What the exercise asks: Format each line of the data below as an item in a numbered list, leaving out any blank lines.

--- Start ---

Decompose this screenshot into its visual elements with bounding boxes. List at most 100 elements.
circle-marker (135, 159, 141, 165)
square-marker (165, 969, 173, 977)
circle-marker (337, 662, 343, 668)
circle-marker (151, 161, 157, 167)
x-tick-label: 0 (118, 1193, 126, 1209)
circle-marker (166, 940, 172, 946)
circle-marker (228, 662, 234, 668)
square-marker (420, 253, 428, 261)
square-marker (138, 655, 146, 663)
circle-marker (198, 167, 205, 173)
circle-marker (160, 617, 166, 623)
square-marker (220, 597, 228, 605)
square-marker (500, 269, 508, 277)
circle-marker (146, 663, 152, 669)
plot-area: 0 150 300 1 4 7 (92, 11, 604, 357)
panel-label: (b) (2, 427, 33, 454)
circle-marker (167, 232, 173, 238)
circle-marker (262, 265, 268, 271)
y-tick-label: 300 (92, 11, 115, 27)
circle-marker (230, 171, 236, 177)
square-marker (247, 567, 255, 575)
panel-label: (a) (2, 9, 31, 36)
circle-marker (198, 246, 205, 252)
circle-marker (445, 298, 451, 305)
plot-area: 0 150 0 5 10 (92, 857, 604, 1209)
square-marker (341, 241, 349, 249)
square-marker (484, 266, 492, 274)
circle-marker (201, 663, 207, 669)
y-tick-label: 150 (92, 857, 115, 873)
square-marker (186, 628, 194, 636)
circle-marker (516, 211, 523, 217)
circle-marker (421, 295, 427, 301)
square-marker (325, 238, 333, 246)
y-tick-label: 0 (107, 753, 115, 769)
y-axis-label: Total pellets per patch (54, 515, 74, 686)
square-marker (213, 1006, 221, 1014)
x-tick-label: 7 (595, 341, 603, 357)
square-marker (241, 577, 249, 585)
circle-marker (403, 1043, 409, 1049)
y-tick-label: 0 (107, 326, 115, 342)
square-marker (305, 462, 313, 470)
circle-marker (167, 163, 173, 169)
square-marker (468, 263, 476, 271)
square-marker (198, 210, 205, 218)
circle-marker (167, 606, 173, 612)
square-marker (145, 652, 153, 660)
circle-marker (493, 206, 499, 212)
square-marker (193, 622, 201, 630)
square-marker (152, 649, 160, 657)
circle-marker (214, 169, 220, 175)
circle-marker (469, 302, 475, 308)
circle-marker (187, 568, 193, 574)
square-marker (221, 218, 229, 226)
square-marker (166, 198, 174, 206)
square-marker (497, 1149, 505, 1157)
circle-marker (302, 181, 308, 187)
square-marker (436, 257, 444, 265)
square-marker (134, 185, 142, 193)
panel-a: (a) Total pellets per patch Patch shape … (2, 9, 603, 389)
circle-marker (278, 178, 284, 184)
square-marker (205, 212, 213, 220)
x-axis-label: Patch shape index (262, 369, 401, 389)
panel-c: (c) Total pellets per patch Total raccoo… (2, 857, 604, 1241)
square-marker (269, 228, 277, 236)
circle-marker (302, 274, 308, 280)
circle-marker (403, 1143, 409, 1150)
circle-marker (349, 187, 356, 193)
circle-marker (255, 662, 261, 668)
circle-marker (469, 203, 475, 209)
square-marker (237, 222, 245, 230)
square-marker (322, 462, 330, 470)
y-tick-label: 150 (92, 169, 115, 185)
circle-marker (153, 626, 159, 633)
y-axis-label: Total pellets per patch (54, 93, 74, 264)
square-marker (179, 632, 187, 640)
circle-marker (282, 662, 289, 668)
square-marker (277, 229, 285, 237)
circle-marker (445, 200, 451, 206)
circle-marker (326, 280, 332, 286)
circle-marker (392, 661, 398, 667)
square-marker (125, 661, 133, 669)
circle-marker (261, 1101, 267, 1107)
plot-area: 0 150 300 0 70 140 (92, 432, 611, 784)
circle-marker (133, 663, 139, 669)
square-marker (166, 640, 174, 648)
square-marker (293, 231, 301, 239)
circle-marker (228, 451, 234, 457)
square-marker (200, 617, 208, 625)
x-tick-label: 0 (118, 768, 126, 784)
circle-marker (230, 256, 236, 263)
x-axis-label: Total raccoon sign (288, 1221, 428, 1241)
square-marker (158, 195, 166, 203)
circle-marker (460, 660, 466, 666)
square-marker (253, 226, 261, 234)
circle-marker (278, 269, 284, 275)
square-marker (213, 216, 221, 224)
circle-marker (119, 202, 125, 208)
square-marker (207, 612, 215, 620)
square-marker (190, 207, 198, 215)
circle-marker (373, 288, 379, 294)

--- End ---

Task result:
1. Decompose this screenshot into its visual elements with bounding boxes. List at most 100 elements.
2. circle-marker (135, 159, 141, 165)
3. square-marker (165, 969, 173, 977)
4. circle-marker (337, 662, 343, 668)
5. circle-marker (151, 161, 157, 167)
6. x-tick-label: 0 (118, 1193, 126, 1209)
7. circle-marker (166, 940, 172, 946)
8. circle-marker (228, 662, 234, 668)
9. square-marker (420, 253, 428, 261)
10. square-marker (138, 655, 146, 663)
11. circle-marker (198, 167, 205, 173)
12. circle-marker (160, 617, 166, 623)
13. square-marker (220, 597, 228, 605)
14. square-marker (500, 269, 508, 277)
15. circle-marker (146, 663, 152, 669)
16. plot-area: 0 150 300 1 4 7 (92, 11, 604, 357)
17. panel-label: (b) (2, 427, 33, 454)
18. circle-marker (167, 232, 173, 238)
19. circle-marker (262, 265, 268, 271)
20. y-tick-label: 300 (92, 11, 115, 27)
21. circle-marker (230, 171, 236, 177)
22. square-marker (247, 567, 255, 575)
23. panel-label: (a) (2, 9, 31, 36)
24. circle-marker (198, 246, 205, 252)
25. circle-marker (445, 298, 451, 305)
26. plot-area: 0 150 0 5 10 (92, 857, 604, 1209)
27. square-marker (341, 241, 349, 249)
28. square-marker (484, 266, 492, 274)
29. circle-marker (201, 663, 207, 669)
30. y-tick-label: 150 (92, 857, 115, 873)
31. square-marker (186, 628, 194, 636)
32. circle-marker (516, 211, 523, 217)
33. circle-marker (421, 295, 427, 301)
34. square-marker (325, 238, 333, 246)
35. y-tick-label: 0 (107, 753, 115, 769)
36. y-axis-label: Total pellets per patch (54, 515, 74, 686)
37. square-marker (213, 1006, 221, 1014)
38. x-tick-label: 7 (595, 341, 603, 357)
39. square-marker (241, 577, 249, 585)
40. circle-marker (403, 1043, 409, 1049)
41. y-tick-label: 0 (107, 326, 115, 342)
42. square-marker (305, 462, 313, 470)
43. circle-marker (167, 163, 173, 169)
44. square-marker (468, 263, 476, 271)
45. square-marker (198, 210, 205, 218)
46. circle-marker (167, 606, 173, 612)
47. square-marker (145, 652, 153, 660)
48. circle-marker (493, 206, 499, 212)
49. square-marker (193, 622, 201, 630)
50. square-marker (152, 649, 160, 657)
51. circle-marker (214, 169, 220, 175)
52. circle-marker (469, 302, 475, 308)
53. circle-marker (187, 568, 193, 574)
54. square-marker (221, 218, 229, 226)
55. square-marker (166, 198, 174, 206)
56. square-marker (497, 1149, 505, 1157)
57. circle-marker (302, 181, 308, 187)
58. square-marker (436, 257, 444, 265)
59. square-marker (134, 185, 142, 193)
60. panel-a: (a) Total pellets per patch Patch shape … (2, 9, 603, 389)
61. circle-marker (278, 178, 284, 184)
62. square-marker (205, 212, 213, 220)
63. x-axis-label: Patch shape index (262, 369, 401, 389)
64. panel-c: (c) Total pellets per patch Total raccoo… (2, 857, 604, 1241)
65. square-marker (269, 228, 277, 236)
66. circle-marker (302, 274, 308, 280)
67. circle-marker (403, 1143, 409, 1150)
68. circle-marker (349, 187, 356, 193)
69. circle-marker (255, 662, 261, 668)
70. circle-marker (469, 203, 475, 209)
71. square-marker (237, 222, 245, 230)
72. square-marker (322, 462, 330, 470)
73. y-tick-label: 150 (92, 169, 115, 185)
74. circle-marker (153, 626, 159, 633)
75. y-axis-label: Total pellets per patch (54, 93, 74, 264)
76. square-marker (179, 632, 187, 640)
77. circle-marker (282, 662, 289, 668)
78. square-marker (277, 229, 285, 237)
79. circle-marker (445, 200, 451, 206)
80. circle-marker (326, 280, 332, 286)
81. circle-marker (392, 661, 398, 667)
82. square-marker (125, 661, 133, 669)
83. circle-marker (261, 1101, 267, 1107)
84. plot-area: 0 150 300 0 70 140 (92, 432, 611, 784)
85. circle-marker (133, 663, 139, 669)
86. square-marker (166, 640, 174, 648)
87. square-marker (293, 231, 301, 239)
88. circle-marker (228, 451, 234, 457)
89. square-marker (200, 617, 208, 625)
90. x-tick-label: 0 (118, 768, 126, 784)
91. circle-marker (230, 256, 236, 263)
92. x-axis-label: Total raccoon sign (288, 1221, 428, 1241)
93. square-marker (158, 195, 166, 203)
94. circle-marker (460, 660, 466, 666)
95. square-marker (253, 226, 261, 234)
96. circle-marker (278, 269, 284, 275)
97. square-marker (213, 216, 221, 224)
98. circle-marker (119, 202, 125, 208)
99. square-marker (207, 612, 215, 620)
100. square-marker (190, 207, 198, 215)
101. circle-marker (373, 288, 379, 294)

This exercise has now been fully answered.